» Direction:
Reproduce all of the material below verbatim, keeping every line and character unchanged.

· · ·

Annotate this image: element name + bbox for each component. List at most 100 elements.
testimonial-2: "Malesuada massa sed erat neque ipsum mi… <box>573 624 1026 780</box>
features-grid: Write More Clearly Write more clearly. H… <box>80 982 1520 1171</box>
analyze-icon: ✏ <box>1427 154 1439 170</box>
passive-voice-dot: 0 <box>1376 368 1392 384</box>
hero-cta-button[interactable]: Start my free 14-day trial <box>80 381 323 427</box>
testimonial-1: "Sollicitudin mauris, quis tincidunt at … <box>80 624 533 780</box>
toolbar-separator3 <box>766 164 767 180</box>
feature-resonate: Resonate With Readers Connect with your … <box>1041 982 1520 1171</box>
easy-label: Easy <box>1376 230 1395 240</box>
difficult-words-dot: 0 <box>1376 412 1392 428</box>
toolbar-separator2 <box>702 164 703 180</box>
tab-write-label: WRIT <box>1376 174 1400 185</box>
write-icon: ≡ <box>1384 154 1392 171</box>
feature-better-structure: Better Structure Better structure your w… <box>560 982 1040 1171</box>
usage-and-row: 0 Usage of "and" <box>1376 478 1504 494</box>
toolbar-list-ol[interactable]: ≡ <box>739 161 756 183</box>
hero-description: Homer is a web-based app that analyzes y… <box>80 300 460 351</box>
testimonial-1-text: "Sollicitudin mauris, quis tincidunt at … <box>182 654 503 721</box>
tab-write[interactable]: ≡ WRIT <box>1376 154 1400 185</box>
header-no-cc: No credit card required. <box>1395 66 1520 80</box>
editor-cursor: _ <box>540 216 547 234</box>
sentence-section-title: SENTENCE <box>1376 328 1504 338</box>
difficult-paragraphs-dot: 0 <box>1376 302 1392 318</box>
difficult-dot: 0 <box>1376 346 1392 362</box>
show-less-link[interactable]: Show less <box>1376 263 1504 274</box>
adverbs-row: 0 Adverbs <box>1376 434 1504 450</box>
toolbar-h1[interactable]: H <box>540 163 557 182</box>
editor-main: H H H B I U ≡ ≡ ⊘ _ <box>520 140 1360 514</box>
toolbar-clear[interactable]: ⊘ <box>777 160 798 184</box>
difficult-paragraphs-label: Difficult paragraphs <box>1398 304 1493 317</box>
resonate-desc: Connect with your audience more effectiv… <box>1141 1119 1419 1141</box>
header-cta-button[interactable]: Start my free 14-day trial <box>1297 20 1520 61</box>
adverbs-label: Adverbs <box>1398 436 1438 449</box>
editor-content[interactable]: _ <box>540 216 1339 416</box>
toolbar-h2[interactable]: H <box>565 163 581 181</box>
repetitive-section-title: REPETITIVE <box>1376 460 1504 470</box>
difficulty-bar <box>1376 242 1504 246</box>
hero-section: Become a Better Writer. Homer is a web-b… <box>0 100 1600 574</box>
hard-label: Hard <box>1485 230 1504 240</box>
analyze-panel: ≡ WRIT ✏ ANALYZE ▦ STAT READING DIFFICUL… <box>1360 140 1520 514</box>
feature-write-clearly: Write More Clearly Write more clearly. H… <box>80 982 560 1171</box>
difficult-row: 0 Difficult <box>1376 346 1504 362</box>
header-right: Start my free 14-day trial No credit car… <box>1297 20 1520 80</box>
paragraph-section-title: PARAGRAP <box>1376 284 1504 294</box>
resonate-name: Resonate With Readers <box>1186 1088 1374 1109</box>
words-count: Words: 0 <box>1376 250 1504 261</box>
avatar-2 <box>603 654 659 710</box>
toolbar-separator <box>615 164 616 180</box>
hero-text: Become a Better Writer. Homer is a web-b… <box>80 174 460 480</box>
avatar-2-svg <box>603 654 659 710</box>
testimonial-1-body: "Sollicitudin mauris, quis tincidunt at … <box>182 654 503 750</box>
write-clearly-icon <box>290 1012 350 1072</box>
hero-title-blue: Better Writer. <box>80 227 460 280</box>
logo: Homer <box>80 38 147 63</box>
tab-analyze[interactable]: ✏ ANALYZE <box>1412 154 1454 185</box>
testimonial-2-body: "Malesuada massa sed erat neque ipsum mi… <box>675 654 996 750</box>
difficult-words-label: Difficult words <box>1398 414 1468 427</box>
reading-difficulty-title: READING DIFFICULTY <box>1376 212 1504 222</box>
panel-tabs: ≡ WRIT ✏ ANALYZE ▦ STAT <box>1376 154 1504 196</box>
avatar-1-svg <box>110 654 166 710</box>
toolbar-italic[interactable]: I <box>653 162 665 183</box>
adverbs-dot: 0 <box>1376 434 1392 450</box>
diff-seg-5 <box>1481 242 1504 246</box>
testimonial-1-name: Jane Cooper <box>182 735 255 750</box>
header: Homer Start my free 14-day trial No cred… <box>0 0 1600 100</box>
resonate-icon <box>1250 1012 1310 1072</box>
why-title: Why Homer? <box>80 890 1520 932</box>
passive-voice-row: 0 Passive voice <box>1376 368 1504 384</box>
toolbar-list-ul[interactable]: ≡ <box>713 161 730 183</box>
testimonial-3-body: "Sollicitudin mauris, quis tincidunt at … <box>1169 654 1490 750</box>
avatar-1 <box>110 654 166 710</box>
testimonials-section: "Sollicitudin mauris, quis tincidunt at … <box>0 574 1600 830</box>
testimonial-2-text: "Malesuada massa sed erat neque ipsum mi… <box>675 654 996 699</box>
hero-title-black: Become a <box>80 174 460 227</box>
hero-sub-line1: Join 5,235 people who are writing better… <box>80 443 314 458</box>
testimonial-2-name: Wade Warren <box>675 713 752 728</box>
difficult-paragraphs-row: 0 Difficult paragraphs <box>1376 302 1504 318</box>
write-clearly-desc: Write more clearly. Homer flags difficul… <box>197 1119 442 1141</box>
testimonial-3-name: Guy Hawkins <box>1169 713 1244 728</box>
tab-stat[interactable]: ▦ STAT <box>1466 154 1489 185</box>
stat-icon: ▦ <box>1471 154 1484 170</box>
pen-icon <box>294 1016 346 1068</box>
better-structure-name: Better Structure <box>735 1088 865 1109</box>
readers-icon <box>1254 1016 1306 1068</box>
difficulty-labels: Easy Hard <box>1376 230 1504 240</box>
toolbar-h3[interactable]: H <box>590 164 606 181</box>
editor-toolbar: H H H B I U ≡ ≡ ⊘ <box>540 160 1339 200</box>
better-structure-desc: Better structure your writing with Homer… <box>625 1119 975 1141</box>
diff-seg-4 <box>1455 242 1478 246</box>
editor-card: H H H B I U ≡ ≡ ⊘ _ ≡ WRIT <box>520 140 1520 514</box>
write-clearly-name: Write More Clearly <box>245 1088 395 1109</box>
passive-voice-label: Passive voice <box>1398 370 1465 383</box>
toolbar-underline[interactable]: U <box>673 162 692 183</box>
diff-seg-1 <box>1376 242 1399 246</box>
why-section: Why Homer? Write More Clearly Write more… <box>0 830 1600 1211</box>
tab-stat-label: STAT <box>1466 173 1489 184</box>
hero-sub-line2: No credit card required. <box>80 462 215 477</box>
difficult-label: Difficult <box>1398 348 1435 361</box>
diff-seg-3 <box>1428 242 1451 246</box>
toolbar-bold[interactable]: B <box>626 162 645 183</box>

· · ·

» Expected answer:
Annotate this image: element name + bbox for each component. List at most 100 elements.
testimonial-2: "Malesuada massa sed erat neque ipsum mi… <box>573 624 1026 780</box>
features-grid: Write More Clearly Write more clearly. H… <box>80 982 1520 1171</box>
analyze-icon: ✏ <box>1427 154 1439 170</box>
passive-voice-dot: 0 <box>1376 368 1392 384</box>
hero-cta-button[interactable]: Start my free 14-day trial <box>80 381 323 427</box>
testimonial-1: "Sollicitudin mauris, quis tincidunt at … <box>80 624 533 780</box>
toolbar-separator3 <box>766 164 767 180</box>
feature-resonate: Resonate With Readers Connect with your … <box>1041 982 1520 1171</box>
easy-label: Easy <box>1376 230 1395 240</box>
difficult-words-dot: 0 <box>1376 412 1392 428</box>
toolbar-separator2 <box>702 164 703 180</box>
tab-write-label: WRIT <box>1376 174 1400 185</box>
write-icon: ≡ <box>1384 154 1392 171</box>
feature-better-structure: Better Structure Better structure your w… <box>560 982 1040 1171</box>
usage-and-row: 0 Usage of "and" <box>1376 478 1504 494</box>
toolbar-list-ol[interactable]: ≡ <box>739 161 756 183</box>
hero-description: Homer is a web-based app that analyzes y… <box>80 300 460 351</box>
testimonial-1-text: "Sollicitudin mauris, quis tincidunt at … <box>182 654 503 721</box>
tab-write[interactable]: ≡ WRIT <box>1376 154 1400 185</box>
header-no-cc: No credit card required. <box>1395 66 1520 80</box>
editor-cursor: _ <box>540 216 547 234</box>
sentence-section-title: SENTENCE <box>1376 328 1504 338</box>
difficult-paragraphs-dot: 0 <box>1376 302 1392 318</box>
difficult-dot: 0 <box>1376 346 1392 362</box>
show-less-link[interactable]: Show less <box>1376 263 1504 274</box>
adverbs-row: 0 Adverbs <box>1376 434 1504 450</box>
toolbar-h1[interactable]: H <box>540 163 557 182</box>
editor-main: H H H B I U ≡ ≡ ⊘ _ <box>520 140 1360 514</box>
toolbar-clear[interactable]: ⊘ <box>777 160 798 184</box>
difficult-paragraphs-label: Difficult paragraphs <box>1398 304 1493 317</box>
resonate-desc: Connect with your audience more effectiv… <box>1141 1119 1419 1141</box>
header-cta-button[interactable]: Start my free 14-day trial <box>1297 20 1520 61</box>
adverbs-label: Adverbs <box>1398 436 1438 449</box>
editor-content[interactable]: _ <box>540 216 1339 416</box>
toolbar-h2[interactable]: H <box>565 163 581 181</box>
repetitive-section-title: REPETITIVE <box>1376 460 1504 470</box>
difficulty-bar <box>1376 242 1504 246</box>
hero-section: Become a Better Writer. Homer is a web-b… <box>0 100 1600 574</box>
hard-label: Hard <box>1485 230 1504 240</box>
analyze-panel: ≡ WRIT ✏ ANALYZE ▦ STAT READING DIFFICUL… <box>1360 140 1520 514</box>
feature-write-clearly: Write More Clearly Write more clearly. H… <box>80 982 560 1171</box>
difficult-row: 0 Difficult <box>1376 346 1504 362</box>
header-right: Start my free 14-day trial No credit car… <box>1297 20 1520 80</box>
paragraph-section-title: PARAGRAP <box>1376 284 1504 294</box>
resonate-name: Resonate With Readers <box>1186 1088 1374 1109</box>
words-count: Words: 0 <box>1376 250 1504 261</box>
avatar-2 <box>603 654 659 710</box>
toolbar-separator <box>615 164 616 180</box>
hero-text: Become a Better Writer. Homer is a web-b… <box>80 174 460 480</box>
avatar-2-svg <box>603 654 659 710</box>
testimonial-1-body: "Sollicitudin mauris, quis tincidunt at … <box>182 654 503 750</box>
write-clearly-icon <box>290 1012 350 1072</box>
hero-title-blue: Better Writer. <box>80 227 460 280</box>
logo: Homer <box>80 38 147 63</box>
tab-analyze[interactable]: ✏ ANALYZE <box>1412 154 1454 185</box>
testimonial-2-body: "Malesuada massa sed erat neque ipsum mi… <box>675 654 996 750</box>
difficult-words-label: Difficult words <box>1398 414 1468 427</box>
reading-difficulty-title: READING DIFFICULTY <box>1376 212 1504 222</box>
panel-tabs: ≡ WRIT ✏ ANALYZE ▦ STAT <box>1376 154 1504 196</box>
avatar-1-svg <box>110 654 166 710</box>
toolbar-italic[interactable]: I <box>653 162 665 183</box>
adverbs-dot: 0 <box>1376 434 1392 450</box>
diff-seg-5 <box>1481 242 1504 246</box>
testimonial-1-name: Jane Cooper <box>182 735 255 750</box>
header: Homer Start my free 14-day trial No cred… <box>0 0 1600 100</box>
resonate-icon <box>1250 1012 1310 1072</box>
why-title: Why Homer? <box>80 890 1520 932</box>
passive-voice-row: 0 Passive voice <box>1376 368 1504 384</box>
toolbar-list-ul[interactable]: ≡ <box>713 161 730 183</box>
testimonial-3-body: "Sollicitudin mauris, quis tincidunt at … <box>1169 654 1490 750</box>
avatar-1 <box>110 654 166 710</box>
testimonials-section: "Sollicitudin mauris, quis tincidunt at … <box>0 574 1600 830</box>
testimonial-2-text: "Malesuada massa sed erat neque ipsum mi… <box>675 654 996 699</box>
hero-title-black: Become a <box>80 174 460 227</box>
hero-sub-line1: Join 5,235 people who are writing better… <box>80 443 314 458</box>
testimonial-2-name: Wade Warren <box>675 713 752 728</box>
difficult-paragraphs-row: 0 Difficult paragraphs <box>1376 302 1504 318</box>
write-clearly-desc: Write more clearly. Homer flags difficul… <box>197 1119 442 1141</box>
testimonial-3-name: Guy Hawkins <box>1169 713 1244 728</box>
tab-stat[interactable]: ▦ STAT <box>1466 154 1489 185</box>
stat-icon: ▦ <box>1471 154 1484 170</box>
pen-icon <box>294 1016 346 1068</box>
better-structure-name: Better Structure <box>735 1088 865 1109</box>
readers-icon <box>1254 1016 1306 1068</box>
difficulty-labels: Easy Hard <box>1376 230 1504 240</box>
toolbar-h3[interactable]: H <box>590 164 606 181</box>
editor-toolbar: H H H B I U ≡ ≡ ⊘ <box>540 160 1339 200</box>
better-structure-desc: Better structure your writing with Homer… <box>625 1119 975 1141</box>
diff-seg-4 <box>1455 242 1478 246</box>
editor-card: H H H B I U ≡ ≡ ⊘ _ ≡ WRIT <box>520 140 1520 514</box>
write-clearly-name: Write More Clearly <box>245 1088 395 1109</box>
passive-voice-label: Passive voice <box>1398 370 1465 383</box>
toolbar-underline[interactable]: U <box>673 162 692 183</box>
diff-seg-1 <box>1376 242 1399 246</box>
why-section: Why Homer? Write More Clearly Write more… <box>0 830 1600 1211</box>
tab-stat-label: STAT <box>1466 173 1489 184</box>
hero-sub-line2: No credit card required. <box>80 462 215 477</box>
difficult-label: Difficult <box>1398 348 1435 361</box>
diff-seg-3 <box>1428 242 1451 246</box>
toolbar-bold[interactable]: B <box>626 162 645 183</box>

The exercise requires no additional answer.